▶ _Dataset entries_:
^^^^^^^^^^^^^^^^

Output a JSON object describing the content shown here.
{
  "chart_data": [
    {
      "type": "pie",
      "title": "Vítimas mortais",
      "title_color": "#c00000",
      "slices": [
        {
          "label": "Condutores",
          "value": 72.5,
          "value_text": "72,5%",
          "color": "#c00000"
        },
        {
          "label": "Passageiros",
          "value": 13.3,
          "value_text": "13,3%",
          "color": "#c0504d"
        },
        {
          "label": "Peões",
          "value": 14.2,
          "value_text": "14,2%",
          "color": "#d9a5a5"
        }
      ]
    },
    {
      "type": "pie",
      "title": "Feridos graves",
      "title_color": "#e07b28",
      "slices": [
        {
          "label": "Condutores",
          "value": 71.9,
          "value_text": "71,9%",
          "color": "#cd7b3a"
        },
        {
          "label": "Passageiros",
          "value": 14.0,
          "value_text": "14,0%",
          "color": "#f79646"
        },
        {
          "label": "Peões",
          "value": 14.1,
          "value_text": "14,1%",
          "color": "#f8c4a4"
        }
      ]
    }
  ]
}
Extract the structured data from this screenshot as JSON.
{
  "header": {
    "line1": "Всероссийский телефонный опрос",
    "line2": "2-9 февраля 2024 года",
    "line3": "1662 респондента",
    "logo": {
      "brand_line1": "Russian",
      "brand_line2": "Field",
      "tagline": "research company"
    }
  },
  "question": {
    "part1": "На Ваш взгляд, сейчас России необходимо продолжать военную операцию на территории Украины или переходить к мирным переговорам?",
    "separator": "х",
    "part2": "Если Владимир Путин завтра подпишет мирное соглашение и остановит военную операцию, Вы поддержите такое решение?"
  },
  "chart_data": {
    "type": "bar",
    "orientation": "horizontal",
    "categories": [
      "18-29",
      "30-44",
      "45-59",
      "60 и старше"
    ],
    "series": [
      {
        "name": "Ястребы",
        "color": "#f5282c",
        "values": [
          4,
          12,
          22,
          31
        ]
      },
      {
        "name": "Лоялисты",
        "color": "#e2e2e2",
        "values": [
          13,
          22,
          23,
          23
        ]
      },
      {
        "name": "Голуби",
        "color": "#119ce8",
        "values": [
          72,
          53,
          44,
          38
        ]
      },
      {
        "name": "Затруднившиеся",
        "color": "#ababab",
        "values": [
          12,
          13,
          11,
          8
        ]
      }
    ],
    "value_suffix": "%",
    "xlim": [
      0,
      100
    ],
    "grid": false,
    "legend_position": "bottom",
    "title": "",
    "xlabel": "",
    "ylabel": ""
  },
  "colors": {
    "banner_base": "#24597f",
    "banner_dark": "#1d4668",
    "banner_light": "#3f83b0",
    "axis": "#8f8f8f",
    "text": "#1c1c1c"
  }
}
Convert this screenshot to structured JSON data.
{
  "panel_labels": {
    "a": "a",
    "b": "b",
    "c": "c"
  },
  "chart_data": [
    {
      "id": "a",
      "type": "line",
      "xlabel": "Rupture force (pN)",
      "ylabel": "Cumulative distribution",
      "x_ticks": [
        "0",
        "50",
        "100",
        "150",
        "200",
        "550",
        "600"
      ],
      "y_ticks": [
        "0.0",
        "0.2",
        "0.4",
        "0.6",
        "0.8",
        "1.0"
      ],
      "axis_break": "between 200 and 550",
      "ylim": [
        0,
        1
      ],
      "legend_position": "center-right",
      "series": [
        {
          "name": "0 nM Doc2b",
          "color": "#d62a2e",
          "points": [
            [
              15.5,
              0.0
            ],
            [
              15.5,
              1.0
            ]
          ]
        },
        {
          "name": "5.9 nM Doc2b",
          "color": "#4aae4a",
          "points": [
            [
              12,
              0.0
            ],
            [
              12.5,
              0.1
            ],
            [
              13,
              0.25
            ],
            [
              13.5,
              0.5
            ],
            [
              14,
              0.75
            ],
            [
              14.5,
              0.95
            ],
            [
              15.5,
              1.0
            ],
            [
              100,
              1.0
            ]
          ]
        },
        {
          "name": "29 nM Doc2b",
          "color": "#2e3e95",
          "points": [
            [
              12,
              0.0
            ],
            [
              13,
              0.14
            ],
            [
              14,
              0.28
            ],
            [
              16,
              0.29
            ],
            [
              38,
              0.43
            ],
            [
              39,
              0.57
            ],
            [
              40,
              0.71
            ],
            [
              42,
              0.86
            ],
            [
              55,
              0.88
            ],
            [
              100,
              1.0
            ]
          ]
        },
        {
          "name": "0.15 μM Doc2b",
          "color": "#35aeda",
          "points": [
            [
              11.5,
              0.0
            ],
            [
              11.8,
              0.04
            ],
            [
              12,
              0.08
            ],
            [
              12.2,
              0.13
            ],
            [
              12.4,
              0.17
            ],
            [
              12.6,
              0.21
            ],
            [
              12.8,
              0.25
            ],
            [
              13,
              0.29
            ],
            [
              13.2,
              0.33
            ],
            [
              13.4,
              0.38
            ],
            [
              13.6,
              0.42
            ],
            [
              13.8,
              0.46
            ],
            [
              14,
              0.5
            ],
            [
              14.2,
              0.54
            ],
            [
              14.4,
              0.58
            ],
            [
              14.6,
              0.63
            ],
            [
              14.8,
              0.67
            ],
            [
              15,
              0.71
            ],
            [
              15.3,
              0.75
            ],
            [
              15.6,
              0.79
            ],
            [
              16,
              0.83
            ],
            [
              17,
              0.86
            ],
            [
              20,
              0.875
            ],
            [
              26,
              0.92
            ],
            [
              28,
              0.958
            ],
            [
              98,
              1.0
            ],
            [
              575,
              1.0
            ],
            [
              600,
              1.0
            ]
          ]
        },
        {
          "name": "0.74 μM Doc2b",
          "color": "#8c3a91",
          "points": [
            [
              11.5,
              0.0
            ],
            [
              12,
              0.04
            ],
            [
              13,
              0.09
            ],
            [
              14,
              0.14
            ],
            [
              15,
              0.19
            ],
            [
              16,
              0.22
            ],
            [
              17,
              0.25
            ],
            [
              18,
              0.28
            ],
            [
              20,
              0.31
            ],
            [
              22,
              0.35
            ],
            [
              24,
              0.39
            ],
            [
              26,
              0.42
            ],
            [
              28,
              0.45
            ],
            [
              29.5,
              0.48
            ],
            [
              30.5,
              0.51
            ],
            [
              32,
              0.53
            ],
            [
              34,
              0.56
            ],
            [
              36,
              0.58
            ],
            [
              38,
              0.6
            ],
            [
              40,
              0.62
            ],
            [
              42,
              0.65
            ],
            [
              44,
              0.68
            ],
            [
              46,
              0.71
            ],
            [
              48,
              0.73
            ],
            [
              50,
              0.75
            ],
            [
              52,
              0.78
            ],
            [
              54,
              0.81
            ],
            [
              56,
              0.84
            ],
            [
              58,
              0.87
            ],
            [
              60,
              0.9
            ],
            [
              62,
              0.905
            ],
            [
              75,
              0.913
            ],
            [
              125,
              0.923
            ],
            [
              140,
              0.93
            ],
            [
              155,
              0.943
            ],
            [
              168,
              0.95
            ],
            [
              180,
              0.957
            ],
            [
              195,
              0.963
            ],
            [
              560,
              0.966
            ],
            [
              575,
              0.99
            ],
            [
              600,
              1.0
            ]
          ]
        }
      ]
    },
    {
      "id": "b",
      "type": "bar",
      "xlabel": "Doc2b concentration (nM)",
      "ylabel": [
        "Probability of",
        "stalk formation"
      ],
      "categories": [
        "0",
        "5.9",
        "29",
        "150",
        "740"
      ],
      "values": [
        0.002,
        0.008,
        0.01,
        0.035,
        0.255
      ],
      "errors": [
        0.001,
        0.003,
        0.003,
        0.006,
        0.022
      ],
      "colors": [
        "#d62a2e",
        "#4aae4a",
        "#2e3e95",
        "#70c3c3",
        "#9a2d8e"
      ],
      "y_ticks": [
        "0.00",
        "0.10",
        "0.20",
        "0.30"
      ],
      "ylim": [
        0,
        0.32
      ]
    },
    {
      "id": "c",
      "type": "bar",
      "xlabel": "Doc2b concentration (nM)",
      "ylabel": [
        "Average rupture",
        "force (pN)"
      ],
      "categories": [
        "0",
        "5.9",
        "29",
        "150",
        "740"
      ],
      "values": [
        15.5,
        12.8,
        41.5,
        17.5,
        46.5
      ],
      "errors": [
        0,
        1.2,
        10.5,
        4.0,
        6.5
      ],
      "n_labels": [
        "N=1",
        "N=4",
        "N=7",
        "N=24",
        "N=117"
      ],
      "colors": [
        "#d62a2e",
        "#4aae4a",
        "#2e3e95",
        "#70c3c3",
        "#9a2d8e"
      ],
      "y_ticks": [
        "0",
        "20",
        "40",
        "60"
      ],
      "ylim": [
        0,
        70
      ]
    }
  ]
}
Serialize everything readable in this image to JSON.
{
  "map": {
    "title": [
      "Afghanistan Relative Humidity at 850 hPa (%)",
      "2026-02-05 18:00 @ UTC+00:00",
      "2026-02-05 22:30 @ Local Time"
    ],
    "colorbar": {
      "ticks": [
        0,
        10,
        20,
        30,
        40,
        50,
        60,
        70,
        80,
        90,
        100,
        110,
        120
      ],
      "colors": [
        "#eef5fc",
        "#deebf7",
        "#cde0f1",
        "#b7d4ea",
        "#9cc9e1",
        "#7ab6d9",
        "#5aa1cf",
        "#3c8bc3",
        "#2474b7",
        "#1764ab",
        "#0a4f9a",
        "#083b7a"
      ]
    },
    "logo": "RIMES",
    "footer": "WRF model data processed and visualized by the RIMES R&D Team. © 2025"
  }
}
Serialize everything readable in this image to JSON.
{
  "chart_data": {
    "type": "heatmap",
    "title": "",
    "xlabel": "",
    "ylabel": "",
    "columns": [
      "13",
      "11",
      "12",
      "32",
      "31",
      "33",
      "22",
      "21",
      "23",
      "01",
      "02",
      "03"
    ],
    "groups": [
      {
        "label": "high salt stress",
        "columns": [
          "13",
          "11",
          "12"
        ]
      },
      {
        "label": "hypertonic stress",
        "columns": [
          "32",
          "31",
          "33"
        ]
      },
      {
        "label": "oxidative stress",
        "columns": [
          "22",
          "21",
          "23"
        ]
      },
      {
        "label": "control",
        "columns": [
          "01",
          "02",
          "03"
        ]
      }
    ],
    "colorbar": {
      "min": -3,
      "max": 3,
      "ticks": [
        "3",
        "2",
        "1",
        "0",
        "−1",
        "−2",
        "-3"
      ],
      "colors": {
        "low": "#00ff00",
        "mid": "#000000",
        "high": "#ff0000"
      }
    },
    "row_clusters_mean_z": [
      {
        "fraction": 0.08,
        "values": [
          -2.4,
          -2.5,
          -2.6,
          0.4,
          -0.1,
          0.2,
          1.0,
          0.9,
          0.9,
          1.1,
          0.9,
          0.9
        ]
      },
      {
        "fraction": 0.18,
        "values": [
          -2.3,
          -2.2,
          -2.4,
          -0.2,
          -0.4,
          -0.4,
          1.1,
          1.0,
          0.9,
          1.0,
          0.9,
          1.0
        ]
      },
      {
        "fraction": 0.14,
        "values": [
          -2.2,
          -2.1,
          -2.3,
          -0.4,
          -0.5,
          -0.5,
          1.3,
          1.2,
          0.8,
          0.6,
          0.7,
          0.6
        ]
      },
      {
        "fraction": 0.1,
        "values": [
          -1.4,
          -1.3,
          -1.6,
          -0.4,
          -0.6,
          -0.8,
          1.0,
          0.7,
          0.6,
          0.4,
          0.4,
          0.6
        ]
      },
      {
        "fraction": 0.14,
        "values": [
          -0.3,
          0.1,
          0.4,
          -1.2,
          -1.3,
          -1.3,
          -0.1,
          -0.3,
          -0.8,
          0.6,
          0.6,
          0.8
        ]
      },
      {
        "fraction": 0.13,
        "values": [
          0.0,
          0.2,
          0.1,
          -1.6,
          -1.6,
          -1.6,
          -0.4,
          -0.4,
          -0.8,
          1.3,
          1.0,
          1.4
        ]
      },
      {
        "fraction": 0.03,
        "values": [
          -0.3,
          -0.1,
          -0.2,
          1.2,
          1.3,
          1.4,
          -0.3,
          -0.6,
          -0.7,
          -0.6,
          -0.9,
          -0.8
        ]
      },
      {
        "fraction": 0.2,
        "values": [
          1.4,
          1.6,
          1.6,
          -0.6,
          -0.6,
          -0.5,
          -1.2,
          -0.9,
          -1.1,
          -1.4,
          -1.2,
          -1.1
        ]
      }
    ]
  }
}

^^^^^^^^^^^^^^^^

▶ _GIVEN PROBLEM_: Copy each line containing the word "военную" from the data.

▶ _SOLUTION TO THIS PROBLEM_:
    "part1": "На Ваш взгляд, сейчас России необходимо продолжать военную операцию на территории Украины или переходить к мирным переговорам?",
    "part2": "Если Владимир Путин завтра подпишет мирное соглашение и остановит военную операцию, Вы поддержите такое решение?"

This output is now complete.